=== EXERCISE INPUTS ===

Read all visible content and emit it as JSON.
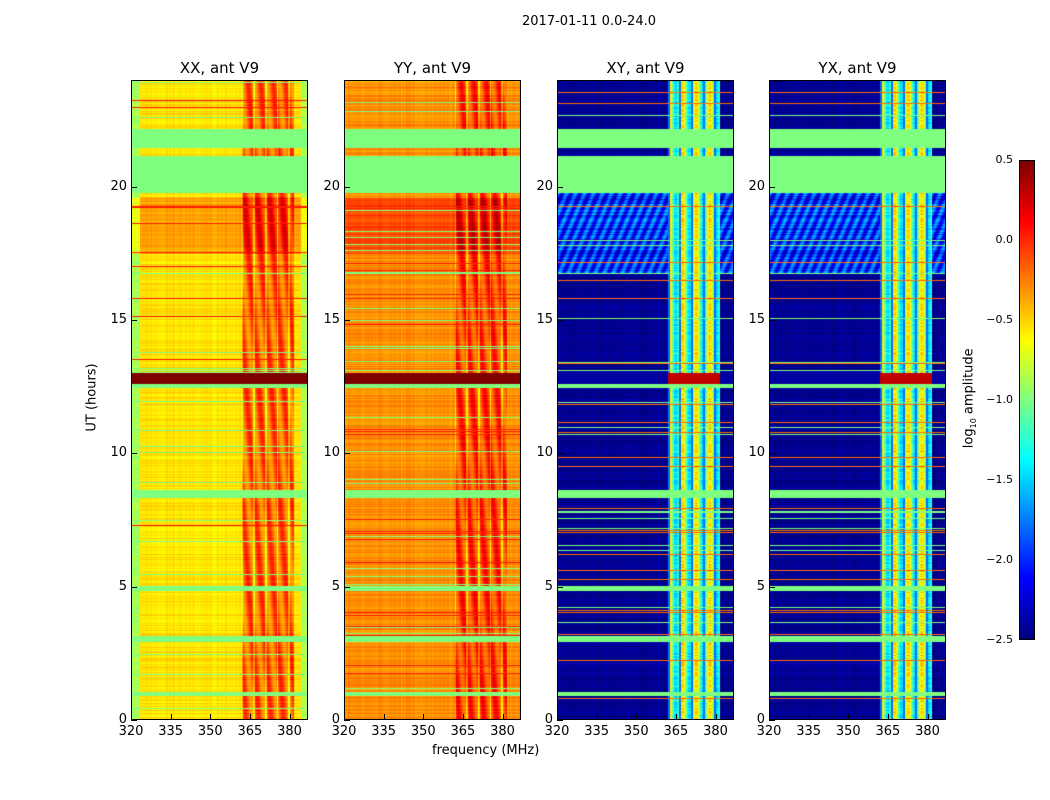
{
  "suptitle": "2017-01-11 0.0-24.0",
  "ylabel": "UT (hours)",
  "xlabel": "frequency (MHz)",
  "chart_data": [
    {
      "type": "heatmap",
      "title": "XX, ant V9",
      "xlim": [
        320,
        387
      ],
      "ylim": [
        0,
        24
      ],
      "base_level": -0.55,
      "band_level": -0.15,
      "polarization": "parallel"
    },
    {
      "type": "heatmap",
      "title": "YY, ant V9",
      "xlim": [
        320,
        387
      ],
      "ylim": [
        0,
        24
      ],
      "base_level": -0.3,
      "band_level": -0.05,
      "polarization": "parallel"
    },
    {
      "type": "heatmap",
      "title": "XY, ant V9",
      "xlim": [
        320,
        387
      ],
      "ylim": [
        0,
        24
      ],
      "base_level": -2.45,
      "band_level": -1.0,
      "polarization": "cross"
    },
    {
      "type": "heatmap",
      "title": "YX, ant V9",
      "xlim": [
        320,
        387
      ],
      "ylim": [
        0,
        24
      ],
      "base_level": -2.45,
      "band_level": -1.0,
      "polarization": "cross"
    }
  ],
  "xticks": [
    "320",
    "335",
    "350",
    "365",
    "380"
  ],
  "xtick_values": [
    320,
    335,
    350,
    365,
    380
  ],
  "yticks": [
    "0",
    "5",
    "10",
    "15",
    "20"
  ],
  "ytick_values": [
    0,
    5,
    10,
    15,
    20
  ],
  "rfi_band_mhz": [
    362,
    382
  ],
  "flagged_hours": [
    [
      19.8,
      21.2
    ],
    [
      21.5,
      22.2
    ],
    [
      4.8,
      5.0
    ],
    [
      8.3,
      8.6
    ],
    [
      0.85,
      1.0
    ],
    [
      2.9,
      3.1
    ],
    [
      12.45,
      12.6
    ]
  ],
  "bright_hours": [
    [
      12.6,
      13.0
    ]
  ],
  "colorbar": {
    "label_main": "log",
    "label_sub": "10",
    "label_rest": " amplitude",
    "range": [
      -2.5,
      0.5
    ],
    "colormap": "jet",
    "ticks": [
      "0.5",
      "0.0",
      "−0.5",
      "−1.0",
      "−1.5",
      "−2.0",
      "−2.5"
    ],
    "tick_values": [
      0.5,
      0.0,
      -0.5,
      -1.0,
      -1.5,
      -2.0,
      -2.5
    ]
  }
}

===
=== EXERCISE INPUTS ===

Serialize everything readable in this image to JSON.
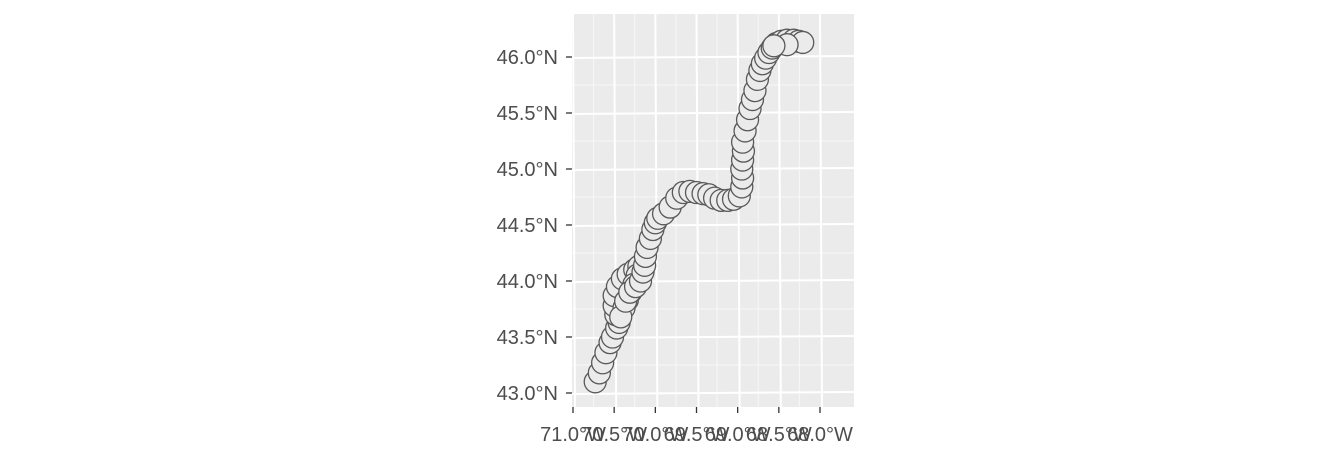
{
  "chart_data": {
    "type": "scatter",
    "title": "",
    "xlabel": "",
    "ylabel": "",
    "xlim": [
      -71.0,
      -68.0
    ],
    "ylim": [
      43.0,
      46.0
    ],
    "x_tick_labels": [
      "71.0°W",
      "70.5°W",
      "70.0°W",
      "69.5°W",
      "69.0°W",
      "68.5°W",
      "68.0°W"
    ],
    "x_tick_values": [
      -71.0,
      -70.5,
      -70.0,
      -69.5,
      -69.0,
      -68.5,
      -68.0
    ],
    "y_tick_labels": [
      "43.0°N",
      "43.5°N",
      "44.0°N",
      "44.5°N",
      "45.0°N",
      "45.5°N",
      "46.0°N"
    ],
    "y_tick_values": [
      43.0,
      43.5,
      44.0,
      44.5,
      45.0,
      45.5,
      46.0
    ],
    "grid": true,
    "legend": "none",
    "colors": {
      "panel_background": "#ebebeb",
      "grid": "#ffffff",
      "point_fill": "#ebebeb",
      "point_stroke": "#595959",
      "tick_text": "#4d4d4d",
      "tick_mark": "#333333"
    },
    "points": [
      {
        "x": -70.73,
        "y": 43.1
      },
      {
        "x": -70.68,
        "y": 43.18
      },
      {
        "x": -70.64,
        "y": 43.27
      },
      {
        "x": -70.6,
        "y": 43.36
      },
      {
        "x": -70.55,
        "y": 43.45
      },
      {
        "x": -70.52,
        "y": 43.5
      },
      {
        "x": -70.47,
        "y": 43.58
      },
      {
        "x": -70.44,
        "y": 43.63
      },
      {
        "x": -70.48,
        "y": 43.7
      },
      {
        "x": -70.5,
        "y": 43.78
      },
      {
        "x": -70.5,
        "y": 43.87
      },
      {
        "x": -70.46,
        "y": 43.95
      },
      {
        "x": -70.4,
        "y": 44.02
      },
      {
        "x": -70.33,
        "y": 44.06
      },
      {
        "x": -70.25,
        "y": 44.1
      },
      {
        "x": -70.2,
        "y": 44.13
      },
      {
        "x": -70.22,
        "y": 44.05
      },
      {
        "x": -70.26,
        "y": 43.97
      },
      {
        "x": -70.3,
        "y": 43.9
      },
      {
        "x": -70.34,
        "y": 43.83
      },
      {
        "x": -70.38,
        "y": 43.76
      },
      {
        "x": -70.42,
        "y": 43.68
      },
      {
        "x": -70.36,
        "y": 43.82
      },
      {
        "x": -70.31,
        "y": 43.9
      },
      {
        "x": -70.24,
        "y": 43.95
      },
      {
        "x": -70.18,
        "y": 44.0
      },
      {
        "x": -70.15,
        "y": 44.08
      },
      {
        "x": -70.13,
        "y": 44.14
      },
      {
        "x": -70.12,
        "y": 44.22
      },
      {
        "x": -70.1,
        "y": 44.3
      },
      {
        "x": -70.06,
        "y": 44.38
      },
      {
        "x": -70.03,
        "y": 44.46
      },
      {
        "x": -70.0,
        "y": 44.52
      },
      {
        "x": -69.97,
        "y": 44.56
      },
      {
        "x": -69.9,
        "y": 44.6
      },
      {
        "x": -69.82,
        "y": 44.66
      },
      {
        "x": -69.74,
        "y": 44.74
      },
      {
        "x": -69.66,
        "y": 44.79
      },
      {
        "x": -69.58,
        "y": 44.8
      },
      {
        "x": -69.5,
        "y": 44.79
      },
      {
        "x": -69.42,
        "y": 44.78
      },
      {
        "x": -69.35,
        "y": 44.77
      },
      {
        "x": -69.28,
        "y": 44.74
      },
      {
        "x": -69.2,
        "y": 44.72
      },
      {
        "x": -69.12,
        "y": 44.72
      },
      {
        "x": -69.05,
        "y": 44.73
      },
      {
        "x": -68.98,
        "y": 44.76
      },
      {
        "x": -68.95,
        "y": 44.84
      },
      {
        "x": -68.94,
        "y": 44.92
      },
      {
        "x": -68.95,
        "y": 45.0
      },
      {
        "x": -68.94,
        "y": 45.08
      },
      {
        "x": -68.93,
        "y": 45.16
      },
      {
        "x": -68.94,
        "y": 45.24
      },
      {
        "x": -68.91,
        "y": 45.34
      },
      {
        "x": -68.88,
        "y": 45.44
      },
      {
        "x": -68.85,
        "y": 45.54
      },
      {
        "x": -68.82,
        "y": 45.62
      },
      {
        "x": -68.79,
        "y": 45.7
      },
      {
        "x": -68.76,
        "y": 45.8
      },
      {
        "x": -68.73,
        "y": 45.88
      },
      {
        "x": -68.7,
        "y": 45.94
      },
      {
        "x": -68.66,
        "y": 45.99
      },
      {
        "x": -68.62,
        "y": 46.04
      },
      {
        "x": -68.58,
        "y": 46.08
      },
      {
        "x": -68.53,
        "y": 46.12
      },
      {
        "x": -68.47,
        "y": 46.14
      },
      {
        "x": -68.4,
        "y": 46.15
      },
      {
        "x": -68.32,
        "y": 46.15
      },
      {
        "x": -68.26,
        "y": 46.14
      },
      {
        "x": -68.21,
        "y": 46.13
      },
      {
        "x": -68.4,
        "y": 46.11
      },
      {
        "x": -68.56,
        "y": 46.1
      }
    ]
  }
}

===

Go through the material and copy out every line with "ebebeb" in it.

      "panel_background": "#ebebeb",
      "point_fill": "#ebebeb",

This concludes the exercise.